__TASK INPUT__
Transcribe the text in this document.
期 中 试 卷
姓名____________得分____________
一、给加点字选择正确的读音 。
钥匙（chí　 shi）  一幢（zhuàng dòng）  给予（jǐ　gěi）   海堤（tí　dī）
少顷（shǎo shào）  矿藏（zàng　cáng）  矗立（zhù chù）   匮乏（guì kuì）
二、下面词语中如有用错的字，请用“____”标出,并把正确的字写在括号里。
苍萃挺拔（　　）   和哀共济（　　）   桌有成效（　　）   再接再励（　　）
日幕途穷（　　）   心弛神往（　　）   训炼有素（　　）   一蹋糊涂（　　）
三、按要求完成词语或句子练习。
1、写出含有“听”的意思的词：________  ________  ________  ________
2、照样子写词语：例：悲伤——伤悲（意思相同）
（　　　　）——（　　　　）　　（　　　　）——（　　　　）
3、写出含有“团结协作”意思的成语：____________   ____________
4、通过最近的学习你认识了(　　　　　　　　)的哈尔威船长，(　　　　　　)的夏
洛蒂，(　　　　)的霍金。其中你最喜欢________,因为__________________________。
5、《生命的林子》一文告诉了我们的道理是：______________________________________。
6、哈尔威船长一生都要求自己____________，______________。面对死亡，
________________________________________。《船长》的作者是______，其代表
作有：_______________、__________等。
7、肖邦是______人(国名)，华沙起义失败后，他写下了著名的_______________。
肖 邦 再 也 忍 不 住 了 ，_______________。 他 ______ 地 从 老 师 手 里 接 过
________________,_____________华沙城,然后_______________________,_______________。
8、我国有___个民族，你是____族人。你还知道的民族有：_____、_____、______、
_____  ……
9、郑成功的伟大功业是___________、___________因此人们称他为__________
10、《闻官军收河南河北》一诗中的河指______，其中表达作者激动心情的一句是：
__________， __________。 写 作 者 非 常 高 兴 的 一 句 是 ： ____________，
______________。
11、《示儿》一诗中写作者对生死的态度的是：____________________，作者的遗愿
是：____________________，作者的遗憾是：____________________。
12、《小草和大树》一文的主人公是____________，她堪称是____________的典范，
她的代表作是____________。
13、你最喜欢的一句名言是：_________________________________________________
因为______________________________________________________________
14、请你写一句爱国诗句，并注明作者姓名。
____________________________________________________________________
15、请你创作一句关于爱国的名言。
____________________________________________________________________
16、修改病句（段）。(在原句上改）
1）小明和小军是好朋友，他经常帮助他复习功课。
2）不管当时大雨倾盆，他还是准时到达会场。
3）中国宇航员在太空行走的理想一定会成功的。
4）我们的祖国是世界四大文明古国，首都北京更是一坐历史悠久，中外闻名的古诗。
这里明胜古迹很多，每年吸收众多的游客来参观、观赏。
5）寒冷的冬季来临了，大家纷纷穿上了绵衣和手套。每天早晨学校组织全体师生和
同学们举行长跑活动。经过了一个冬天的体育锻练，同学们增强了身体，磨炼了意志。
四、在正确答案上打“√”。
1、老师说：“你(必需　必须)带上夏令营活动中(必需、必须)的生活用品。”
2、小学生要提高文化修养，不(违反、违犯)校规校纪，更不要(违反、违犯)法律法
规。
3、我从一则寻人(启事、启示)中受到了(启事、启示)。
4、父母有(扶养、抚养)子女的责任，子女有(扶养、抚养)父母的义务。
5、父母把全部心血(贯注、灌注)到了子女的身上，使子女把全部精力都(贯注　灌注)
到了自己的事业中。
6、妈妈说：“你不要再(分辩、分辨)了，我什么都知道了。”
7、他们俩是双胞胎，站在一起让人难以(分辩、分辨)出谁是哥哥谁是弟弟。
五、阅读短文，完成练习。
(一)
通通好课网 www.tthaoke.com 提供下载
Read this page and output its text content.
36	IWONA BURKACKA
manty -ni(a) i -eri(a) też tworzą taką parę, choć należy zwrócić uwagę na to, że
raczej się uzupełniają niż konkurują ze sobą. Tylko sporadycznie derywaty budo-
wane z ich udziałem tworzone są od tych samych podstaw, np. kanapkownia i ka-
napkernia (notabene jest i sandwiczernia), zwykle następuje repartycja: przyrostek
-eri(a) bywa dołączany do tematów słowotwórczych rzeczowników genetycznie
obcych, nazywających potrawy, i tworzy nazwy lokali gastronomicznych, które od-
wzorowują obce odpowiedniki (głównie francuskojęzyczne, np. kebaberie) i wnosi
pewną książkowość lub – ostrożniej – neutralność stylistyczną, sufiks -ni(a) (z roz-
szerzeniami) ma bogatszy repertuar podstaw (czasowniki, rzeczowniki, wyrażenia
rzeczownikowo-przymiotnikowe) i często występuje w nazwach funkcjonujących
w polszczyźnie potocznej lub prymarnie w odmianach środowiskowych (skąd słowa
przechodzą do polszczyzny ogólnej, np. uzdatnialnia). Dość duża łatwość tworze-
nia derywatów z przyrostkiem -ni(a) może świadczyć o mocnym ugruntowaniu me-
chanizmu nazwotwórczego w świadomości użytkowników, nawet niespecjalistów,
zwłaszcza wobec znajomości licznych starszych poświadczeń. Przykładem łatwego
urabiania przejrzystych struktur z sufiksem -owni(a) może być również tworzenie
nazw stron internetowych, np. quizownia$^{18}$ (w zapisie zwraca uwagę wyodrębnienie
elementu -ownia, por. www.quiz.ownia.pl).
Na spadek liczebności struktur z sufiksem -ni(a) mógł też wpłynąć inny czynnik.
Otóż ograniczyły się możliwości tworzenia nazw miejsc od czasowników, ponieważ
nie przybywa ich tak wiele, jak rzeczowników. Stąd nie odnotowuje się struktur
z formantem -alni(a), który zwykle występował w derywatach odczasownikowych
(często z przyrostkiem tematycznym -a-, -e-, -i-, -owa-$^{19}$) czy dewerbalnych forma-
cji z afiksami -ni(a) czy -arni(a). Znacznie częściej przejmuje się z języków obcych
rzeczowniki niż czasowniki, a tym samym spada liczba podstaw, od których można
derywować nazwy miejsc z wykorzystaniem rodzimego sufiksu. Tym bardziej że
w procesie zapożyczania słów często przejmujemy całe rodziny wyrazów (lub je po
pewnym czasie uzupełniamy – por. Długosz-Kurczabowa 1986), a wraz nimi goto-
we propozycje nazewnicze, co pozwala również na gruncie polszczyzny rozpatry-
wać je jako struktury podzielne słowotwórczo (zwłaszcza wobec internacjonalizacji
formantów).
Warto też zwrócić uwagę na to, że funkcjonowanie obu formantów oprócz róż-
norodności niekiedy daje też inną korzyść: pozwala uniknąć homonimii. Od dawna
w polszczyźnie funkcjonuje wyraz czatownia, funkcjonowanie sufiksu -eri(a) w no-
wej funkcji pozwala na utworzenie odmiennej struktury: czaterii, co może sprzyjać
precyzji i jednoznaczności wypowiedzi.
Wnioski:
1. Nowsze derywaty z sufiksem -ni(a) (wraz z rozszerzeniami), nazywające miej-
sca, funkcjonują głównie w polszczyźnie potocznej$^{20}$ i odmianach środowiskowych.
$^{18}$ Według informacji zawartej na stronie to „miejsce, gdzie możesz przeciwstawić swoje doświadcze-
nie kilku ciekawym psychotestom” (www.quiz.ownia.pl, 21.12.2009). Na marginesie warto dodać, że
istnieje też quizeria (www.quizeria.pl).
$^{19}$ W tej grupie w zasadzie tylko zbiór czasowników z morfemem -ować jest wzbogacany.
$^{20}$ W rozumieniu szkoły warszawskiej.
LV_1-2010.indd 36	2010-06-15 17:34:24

__WHAT TO PRODUCE__
Transcribe all of the entries without altering anything.

__TASK RESPONSE__
Transcribe the text in this document.
期 中 试 卷
姓名____________得分____________
一、给加点字选择正确的读音 。
钥匙（chí　 shi）  一幢（zhuàng dòng）  给予（jǐ　gěi）   海堤（tí　dī）
少顷（shǎo shào）  矿藏（zàng　cáng）  矗立（zhù chù）   匮乏（guì kuì）
二、下面词语中如有用错的字，请用“____”标出,并把正确的字写在括号里。
苍萃挺拔（　　）   和哀共济（　　）   桌有成效（　　）   再接再励（　　）
日幕途穷（　　）   心弛神往（　　）   训炼有素（　　）   一蹋糊涂（　　）
三、按要求完成词语或句子练习。
1、写出含有“听”的意思的词：________  ________  ________  ________
2、照样子写词语：例：悲伤——伤悲（意思相同）
（　　　　）——（　　　　）　　（　　　　）——（　　　　）
3、写出含有“团结协作”意思的成语：____________   ____________
4、通过最近的学习你认识了(　　　　　　　　)的哈尔威船长，(　　　　　　)的夏
洛蒂，(　　　　)的霍金。其中你最喜欢________,因为__________________________。
5、《生命的林子》一文告诉了我们的道理是：______________________________________。
6、哈尔威船长一生都要求自己____________，______________。面对死亡，
________________________________________。《船长》的作者是______，其代表
作有：_______________、__________等。
7、肖邦是______人(国名)，华沙起义失败后，他写下了著名的_______________。
肖 邦 再 也 忍 不 住 了 ，_______________。 他 ______ 地 从 老 师 手 里 接 过
________________,_____________华沙城,然后_______________________,_______________。
8、我国有___个民族，你是____族人。你还知道的民族有：_____、_____、______、
_____  ……
9、郑成功的伟大功业是___________、___________因此人们称他为__________
10、《闻官军收河南河北》一诗中的河指______，其中表达作者激动心情的一句是：
__________， __________。 写 作 者 非 常 高 兴 的 一 句 是 ： ____________，
______________。
11、《示儿》一诗中写作者对生死的态度的是：____________________，作者的遗愿
是：____________________，作者的遗憾是：____________________。
12、《小草和大树》一文的主人公是____________，她堪称是____________的典范，
她的代表作是____________。
13、你最喜欢的一句名言是：_________________________________________________
因为______________________________________________________________
14、请你写一句爱国诗句，并注明作者姓名。
____________________________________________________________________
15、请你创作一句关于爱国的名言。
____________________________________________________________________
16、修改病句（段）。(在原句上改）
1）小明和小军是好朋友，他经常帮助他复习功课。
2）不管当时大雨倾盆，他还是准时到达会场。
3）中国宇航员在太空行走的理想一定会成功的。
4）我们的祖国是世界四大文明古国，首都北京更是一坐历史悠久，中外闻名的古诗。
这里明胜古迹很多，每年吸收众多的游客来参观、观赏。
5）寒冷的冬季来临了，大家纷纷穿上了绵衣和手套。每天早晨学校组织全体师生和
同学们举行长跑活动。经过了一个冬天的体育锻练，同学们增强了身体，磨炼了意志。
四、在正确答案上打“√”。
1、老师说：“你(必需　必须)带上夏令营活动中(必需、必须)的生活用品。”
2、小学生要提高文化修养，不(违反、违犯)校规校纪，更不要(违反、违犯)法律法
规。
3、我从一则寻人(启事、启示)中受到了(启事、启示)。
4、父母有(扶养、抚养)子女的责任，子女有(扶养、抚养)父母的义务。
5、父母把全部心血(贯注、灌注)到了子女的身上，使子女把全部精力都(贯注　灌注)
到了自己的事业中。
6、妈妈说：“你不要再(分辩、分辨)了，我什么都知道了。”
7、他们俩是双胞胎，站在一起让人难以(分辩、分辨)出谁是哥哥谁是弟弟。
五、阅读短文，完成练习。
(一)
通通好课网 www.tthaoke.com 提供下载
Read this page and output its text content.
36	IWONA BURKACKA
manty -ni(a) i -eri(a) też tworzą taką parę, choć należy zwrócić uwagę na to, że
raczej się uzupełniają niż konkurują ze sobą. Tylko sporadycznie derywaty budo-
wane z ich udziałem tworzone są od tych samych podstaw, np. kanapkownia i ka-
napkernia (notabene jest i sandwiczernia), zwykle następuje repartycja: przyrostek
-eri(a) bywa dołączany do tematów słowotwórczych rzeczowników genetycznie
obcych, nazywających potrawy, i tworzy nazwy lokali gastronomicznych, które od-
wzorowują obce odpowiedniki (głównie francuskojęzyczne, np. kebaberie) i wnosi
pewną książkowość lub – ostrożniej – neutralność stylistyczną, sufiks -ni(a) (z roz-
szerzeniami) ma bogatszy repertuar podstaw (czasowniki, rzeczowniki, wyrażenia
rzeczownikowo-przymiotnikowe) i często występuje w nazwach funkcjonujących
w polszczyźnie potocznej lub prymarnie w odmianach środowiskowych (skąd słowa
przechodzą do polszczyzny ogólnej, np. uzdatnialnia). Dość duża łatwość tworze-
nia derywatów z przyrostkiem -ni(a) może świadczyć o mocnym ugruntowaniu me-
chanizmu nazwotwórczego w świadomości użytkowników, nawet niespecjalistów,
zwłaszcza wobec znajomości licznych starszych poświadczeń. Przykładem łatwego
urabiania przejrzystych struktur z sufiksem -owni(a) może być również tworzenie
nazw stron internetowych, np. quizownia$^{18}$ (w zapisie zwraca uwagę wyodrębnienie
elementu -ownia, por. www.quiz.ownia.pl).
Na spadek liczebności struktur z sufiksem -ni(a) mógł też wpłynąć inny czynnik.
Otóż ograniczyły się możliwości tworzenia nazw miejsc od czasowników, ponieważ
nie przybywa ich tak wiele, jak rzeczowników. Stąd nie odnotowuje się struktur
z formantem -alni(a), który zwykle występował w derywatach odczasownikowych
(często z przyrostkiem tematycznym -a-, -e-, -i-, -owa-$^{19}$) czy dewerbalnych forma-
cji z afiksami -ni(a) czy -arni(a). Znacznie częściej przejmuje się z języków obcych
rzeczowniki niż czasowniki, a tym samym spada liczba podstaw, od których można
derywować nazwy miejsc z wykorzystaniem rodzimego sufiksu. Tym bardziej że
w procesie zapożyczania słów często przejmujemy całe rodziny wyrazów (lub je po
pewnym czasie uzupełniamy – por. Długosz-Kurczabowa 1986), a wraz nimi goto-
we propozycje nazewnicze, co pozwala również na gruncie polszczyzny rozpatry-
wać je jako struktury podzielne słowotwórczo (zwłaszcza wobec internacjonalizacji
formantów).
Warto też zwrócić uwagę na to, że funkcjonowanie obu formantów oprócz róż-
norodności niekiedy daje też inną korzyść: pozwala uniknąć homonimii. Od dawna
w polszczyźnie funkcjonuje wyraz czatownia, funkcjonowanie sufiksu -eri(a) w no-
wej funkcji pozwala na utworzenie odmiennej struktury: czaterii, co może sprzyjać
precyzji i jednoznaczności wypowiedzi.
Wnioski:
1. Nowsze derywaty z sufiksem -ni(a) (wraz z rozszerzeniami), nazywające miej-
sca, funkcjonują głównie w polszczyźnie potocznej$^{20}$ i odmianach środowiskowych.
$^{18}$ Według informacji zawartej na stronie to „miejsce, gdzie możesz przeciwstawić swoje doświadcze-
nie kilku ciekawym psychotestom” (www.quiz.ownia.pl, 21.12.2009). Na marginesie warto dodać, że
istnieje też quizeria (www.quizeria.pl).
$^{19}$ W tej grupie w zasadzie tylko zbiór czasowników z morfemem -ować jest wzbogacany.
$^{20}$ W rozumieniu szkoły warszawskiej.
LV_1-2010.indd 36	2010-06-15 17:34:24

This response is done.